◆ THE TASKS ◆
- A) In order of appearance, list each word or phrase that the passage about outing closeted politicians places inside quotation marks.
- B) Continue the passage on outing closeted antigay politicians from its last sentence.

◆ TEXT TO READ ◆
——

For the sake of argument, suppose this liberal view is true. What does it imply about the closeted homosexual who takes antigay positions? To our mind, the implication is that he is a deeply tragic figure, an abject victim of society's prejudices, which he has internalized and turned against himself. "Outing" him seems an act of gratuitous cruelty, not to mention hypocrisy if one also claims to believe in the right to privacy.

According to the Statesman, the blogger who "outed" Craig did so in order to "nail a hypocritical Republican foe of gay rights." But there is nothing hypocritical about someone who is homosexual, believes homosexuality is wrong, and keeps his homosexuality under wraps. To the contrary, he is acting consistent with his beliefs. If he has furtive encounters in men's rooms, that is an act of weakness, not hypocrisy.

Defenders of "outing" politicians argue that the cruelty is not gratuitous--that politicians are in a position of power, which they are using to harm gay citizens, and therefore their private lives are fair game. But if the politician in question is a mere legislator, his power consists only of the ability to cast one vote among hundreds. The actual amount of harm that he is able to inflict is minimal.

——

◆ EXTRACTED INFORMATION ◆

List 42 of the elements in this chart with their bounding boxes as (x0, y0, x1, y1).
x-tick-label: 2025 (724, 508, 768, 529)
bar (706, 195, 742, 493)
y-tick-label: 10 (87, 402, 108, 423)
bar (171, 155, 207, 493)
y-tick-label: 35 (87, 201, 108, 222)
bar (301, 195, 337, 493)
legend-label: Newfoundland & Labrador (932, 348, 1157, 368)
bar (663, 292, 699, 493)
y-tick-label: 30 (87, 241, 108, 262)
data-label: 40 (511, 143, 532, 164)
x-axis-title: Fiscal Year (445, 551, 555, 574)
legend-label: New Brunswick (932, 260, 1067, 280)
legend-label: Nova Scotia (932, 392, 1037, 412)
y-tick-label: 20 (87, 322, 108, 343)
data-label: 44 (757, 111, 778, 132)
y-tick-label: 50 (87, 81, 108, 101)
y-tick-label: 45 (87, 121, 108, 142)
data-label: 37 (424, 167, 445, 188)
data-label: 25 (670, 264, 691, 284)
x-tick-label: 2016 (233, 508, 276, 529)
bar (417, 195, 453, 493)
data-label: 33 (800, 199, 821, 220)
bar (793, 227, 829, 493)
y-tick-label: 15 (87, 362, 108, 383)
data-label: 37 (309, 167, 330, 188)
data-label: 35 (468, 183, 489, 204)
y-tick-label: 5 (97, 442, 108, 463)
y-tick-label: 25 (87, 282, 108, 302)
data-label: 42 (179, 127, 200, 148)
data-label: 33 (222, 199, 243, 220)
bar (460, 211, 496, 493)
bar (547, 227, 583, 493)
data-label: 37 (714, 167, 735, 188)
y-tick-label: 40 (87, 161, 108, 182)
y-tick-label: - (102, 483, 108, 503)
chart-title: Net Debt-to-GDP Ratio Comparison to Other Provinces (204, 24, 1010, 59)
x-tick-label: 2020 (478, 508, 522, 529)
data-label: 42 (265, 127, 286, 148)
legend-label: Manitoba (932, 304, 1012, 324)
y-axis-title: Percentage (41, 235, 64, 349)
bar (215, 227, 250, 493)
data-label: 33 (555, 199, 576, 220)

——

◆ EXPECTED ANSWERS ◆
- A)
1. Outing
2. outed
3. nail a hypocritical Republican foe of gay rights.
4. outing

- B)
Anyway, most lawmakers who oppose gay-rights measures are not homosexual. To single out those who are for special vituperation is itself a form of antigay prejudice. Liberals pride themselves on their compassion, but often are unwilling to extend it to those with whose politics they disagree.

Of course, liberals don't really believe that those who disagree with them are worthy of respect or rights. From Stalin's USSR to the Clinton White House to the local Democrat official who called for the murder of a prominent Republican for supporting the Iraq War, those who oppose the position of the liberal is seen as an enemy to be destroyed, not a fellow human being with a different point of view.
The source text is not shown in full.